What you have to do
Go through the lines below and copy each one that holds the string "this".

Excerpted data

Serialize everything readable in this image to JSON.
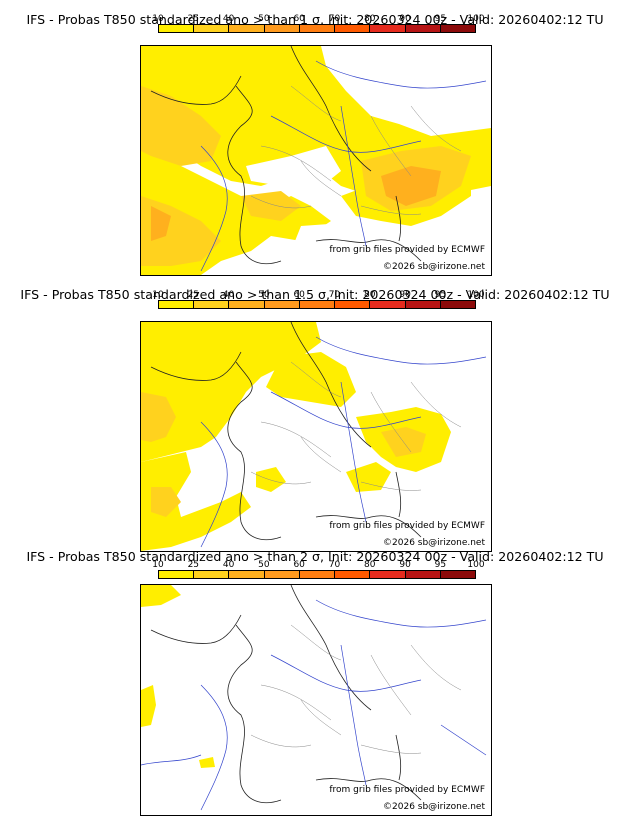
{
  "colorbar": {
    "ticks": [
      "10",
      "25",
      "40",
      "50",
      "60",
      "70",
      "80",
      "90",
      "95",
      "100"
    ],
    "colors": [
      "#ffee00",
      "#ffd21e",
      "#ffb01e",
      "#ff9a1e",
      "#ff7d10",
      "#ff5a00",
      "#e62b1e",
      "#b71414",
      "#8c0a0a",
      "#500000"
    ]
  },
  "panels": [
    {
      "title": "IFS - Probas T850  standardized ano > than 1 σ, Init: 20260324 00z - Valid: 20260402:12 TU",
      "credit_source": "from grib files provided by ECMWF",
      "credit_copyright": "©2026 sb@irizone.net"
    },
    {
      "title": "IFS - Probas T850  standardized ano > than 1.5 σ, Init: 20260324 00z - Valid: 20260402:12 TU",
      "credit_source": "from grib files provided by ECMWF",
      "credit_copyright": "©2026 sb@irizone.net"
    },
    {
      "title": "IFS - Probas T850  standardized ano > than 2 σ, Init: 20260324 00z - Valid: 20260402:12 TU",
      "credit_source": "from grib files provided by ECMWF",
      "credit_copyright": "©2026 sb@irizone.net"
    }
  ]
}
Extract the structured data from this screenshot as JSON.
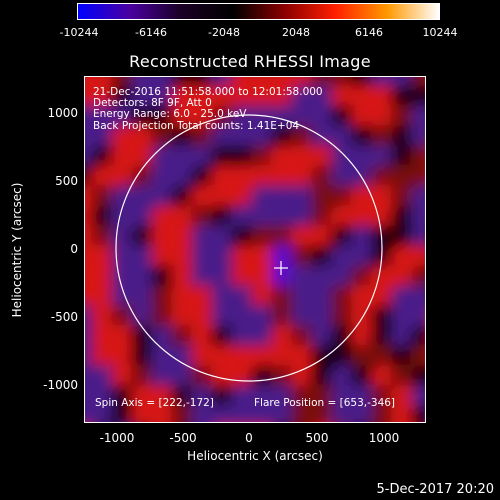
{
  "colorbar": {
    "ticks": [
      "-10244",
      "-6146",
      "-2048",
      "2048",
      "6146",
      "10244"
    ],
    "colors": [
      "#0000ff",
      "#4a00a0",
      "#1a0025",
      "#000000",
      "#8a0000",
      "#ff2000",
      "#ff9900",
      "#ffffff"
    ]
  },
  "title": "Reconstructed RHESSI Image",
  "info": {
    "time_range": "21-Dec-2016 11:51:58.000 to 12:01:58.000",
    "detectors": "Detectors: 8F 9F, Att 0",
    "energy": "Energy Range: 6.0 - 25.0 keV",
    "method_counts": "Back Projection    Total counts: 1.41E+04",
    "spin_axis": "Spin Axis = [222,-172]",
    "flare_position": "Flare Position = [653,-346]"
  },
  "axes": {
    "xlabel": "Heliocentric X (arcsec)",
    "ylabel": "Heliocentric Y (arcsec)",
    "xticks": [
      "-1000",
      "-500",
      "0",
      "500",
      "1000"
    ],
    "yticks": [
      "1000",
      "500",
      "0",
      "-500",
      "-1000"
    ],
    "xlim": [
      -1300,
      1300
    ],
    "ylim": [
      -1250,
      1250
    ]
  },
  "footer": {
    "date": "5-Dec-2017 20:20"
  }
}
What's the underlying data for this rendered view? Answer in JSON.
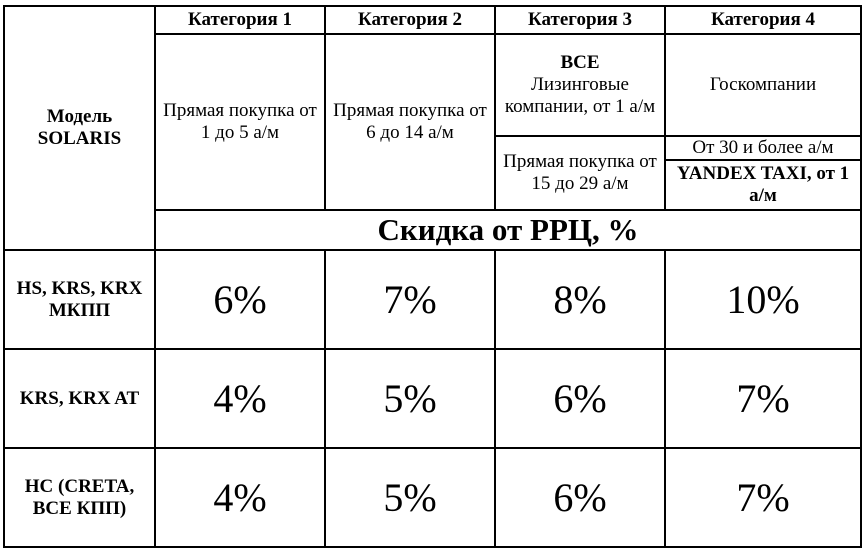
{
  "header": {
    "model_label": "Модель SOLARIS",
    "categories": [
      "Категория 1",
      "Категория 2",
      "Категория 3",
      "Категория 4"
    ]
  },
  "conditions": {
    "cat1": "Прямая покупка от 1 до 5 а/м",
    "cat2": "Прямая покупка от 6 до 14 а/м",
    "cat3_all_title": "ВСЕ",
    "cat3_leasing": "Лизинговые компании, от 1 а/м",
    "cat3_direct": "Прямая покупка от 15 до 29 а/м",
    "cat4_gov": "Госкомпании",
    "cat4_volume": "От 30 и более а/м",
    "cat4_yandex": "YANDEX TAXI, от 1 а/м"
  },
  "discount_title": "Скидка от РРЦ, %",
  "rows": [
    {
      "label": "HS, KRS, KRX МКПП",
      "values": [
        "6%",
        "7%",
        "8%",
        "10%"
      ]
    },
    {
      "label": "KRS, KRX AT",
      "values": [
        "4%",
        "5%",
        "6%",
        "7%"
      ]
    },
    {
      "label": "HC (CRETA, ВСЕ КПП)",
      "values": [
        "4%",
        "5%",
        "6%",
        "7%"
      ]
    }
  ]
}
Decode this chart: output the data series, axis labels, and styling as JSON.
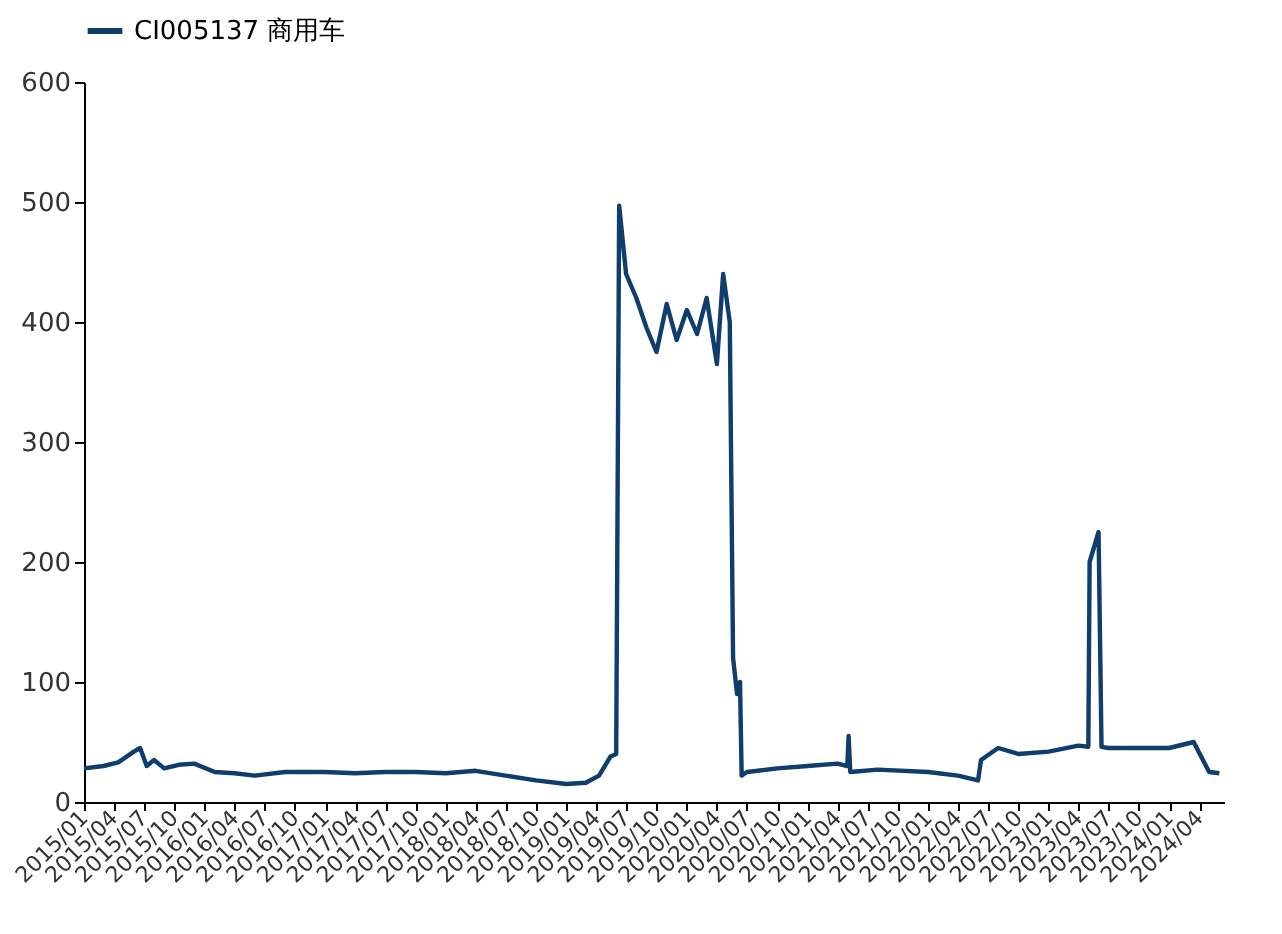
{
  "chart_data": {
    "type": "line",
    "legend": "top",
    "grid": false,
    "ylim": [
      0,
      600
    ],
    "yticks": [
      0,
      100,
      200,
      300,
      400,
      500,
      600
    ],
    "xlim": [
      "2015-01-01",
      "2024-06-15"
    ],
    "xticks": [
      {
        "value": "2015-01-01",
        "label": "2015/01"
      },
      {
        "value": "2015-04-01",
        "label": "2015/04"
      },
      {
        "value": "2015-07-01",
        "label": "2015/07"
      },
      {
        "value": "2015-10-01",
        "label": "2015/10"
      },
      {
        "value": "2016-01-01",
        "label": "2016/01"
      },
      {
        "value": "2016-04-01",
        "label": "2016/04"
      },
      {
        "value": "2016-07-01",
        "label": "2016/07"
      },
      {
        "value": "2016-10-01",
        "label": "2016/10"
      },
      {
        "value": "2017-01-01",
        "label": "2017/01"
      },
      {
        "value": "2017-04-01",
        "label": "2017/04"
      },
      {
        "value": "2017-07-01",
        "label": "2017/07"
      },
      {
        "value": "2017-10-01",
        "label": "2017/10"
      },
      {
        "value": "2018-01-01",
        "label": "2018/01"
      },
      {
        "value": "2018-04-01",
        "label": "2018/04"
      },
      {
        "value": "2018-07-01",
        "label": "2018/07"
      },
      {
        "value": "2018-10-01",
        "label": "2018/10"
      },
      {
        "value": "2019-01-01",
        "label": "2019/01"
      },
      {
        "value": "2019-04-01",
        "label": "2019/04"
      },
      {
        "value": "2019-07-01",
        "label": "2019/07"
      },
      {
        "value": "2019-10-01",
        "label": "2019/10"
      },
      {
        "value": "2020-01-01",
        "label": "2020/01"
      },
      {
        "value": "2020-04-01",
        "label": "2020/04"
      },
      {
        "value": "2020-07-01",
        "label": "2020/07"
      },
      {
        "value": "2020-10-01",
        "label": "2020/10"
      },
      {
        "value": "2021-01-01",
        "label": "2021/01"
      },
      {
        "value": "2021-04-01",
        "label": "2021/04"
      },
      {
        "value": "2021-07-01",
        "label": "2021/07"
      },
      {
        "value": "2021-10-01",
        "label": "2021/10"
      },
      {
        "value": "2022-01-01",
        "label": "2022/01"
      },
      {
        "value": "2022-04-01",
        "label": "2022/04"
      },
      {
        "value": "2022-07-01",
        "label": "2022/07"
      },
      {
        "value": "2022-10-01",
        "label": "2022/10"
      },
      {
        "value": "2023-01-01",
        "label": "2023/01"
      },
      {
        "value": "2023-04-01",
        "label": "2023/04"
      },
      {
        "value": "2023-07-01",
        "label": "2023/07"
      },
      {
        "value": "2023-10-01",
        "label": "2023/10"
      },
      {
        "value": "2024-01-01",
        "label": "2024/01"
      },
      {
        "value": "2024-04-01",
        "label": "2024/04"
      }
    ],
    "series": [
      {
        "name": "CI005137 商用车",
        "color": "#0f3d6e",
        "x": [
          "2015-01-01",
          "2015-03-01",
          "2015-04-15",
          "2015-06-01",
          "2015-06-20",
          "2015-07-10",
          "2015-08-01",
          "2015-09-01",
          "2015-10-15",
          "2015-12-01",
          "2016-02-01",
          "2016-04-01",
          "2016-06-01",
          "2016-09-01",
          "2017-01-01",
          "2017-04-01",
          "2017-07-01",
          "2017-10-01",
          "2018-01-01",
          "2018-04-01",
          "2018-07-01",
          "2018-10-01",
          "2019-01-01",
          "2019-03-01",
          "2019-04-10",
          "2019-05-15",
          "2019-06-01",
          "2019-06-10",
          "2019-07-01",
          "2019-08-01",
          "2019-09-01",
          "2019-10-01",
          "2019-11-01",
          "2019-12-01",
          "2020-01-01",
          "2020-02-01",
          "2020-03-01",
          "2020-04-01",
          "2020-04-20",
          "2020-05-10",
          "2020-05-20",
          "2020-06-01",
          "2020-06-10",
          "2020-06-15",
          "2020-07-01",
          "2020-10-01",
          "2021-01-01",
          "2021-04-01",
          "2021-05-01",
          "2021-05-05",
          "2021-05-10",
          "2021-08-01",
          "2022-01-01",
          "2022-04-01",
          "2022-06-01",
          "2022-06-10",
          "2022-08-01",
          "2022-10-01",
          "2023-01-01",
          "2023-04-01",
          "2023-05-01",
          "2023-05-05",
          "2023-06-01",
          "2023-06-10",
          "2023-07-01",
          "2023-10-01",
          "2024-01-01",
          "2024-03-15",
          "2024-05-01",
          "2024-06-01"
        ],
        "values": [
          28,
          30,
          33,
          42,
          45,
          30,
          35,
          28,
          31,
          32,
          25,
          24,
          22,
          25,
          25,
          24,
          25,
          25,
          24,
          26,
          22,
          18,
          15,
          16,
          22,
          38,
          40,
          497,
          440,
          420,
          395,
          375,
          415,
          385,
          410,
          390,
          420,
          365,
          440,
          400,
          120,
          90,
          100,
          22,
          25,
          28,
          30,
          32,
          30,
          55,
          25,
          27,
          25,
          22,
          18,
          35,
          45,
          40,
          42,
          47,
          46,
          200,
          225,
          46,
          45,
          45,
          45,
          50,
          25,
          24
        ]
      }
    ]
  }
}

Answer for the task
Serialize everything readable in this image to JSON.
Extract the structured data from this screenshot as JSON.
What's the underlying data for this rendered view? Answer in JSON.
Decode this chart: output the data series, axis labels, and styling as JSON.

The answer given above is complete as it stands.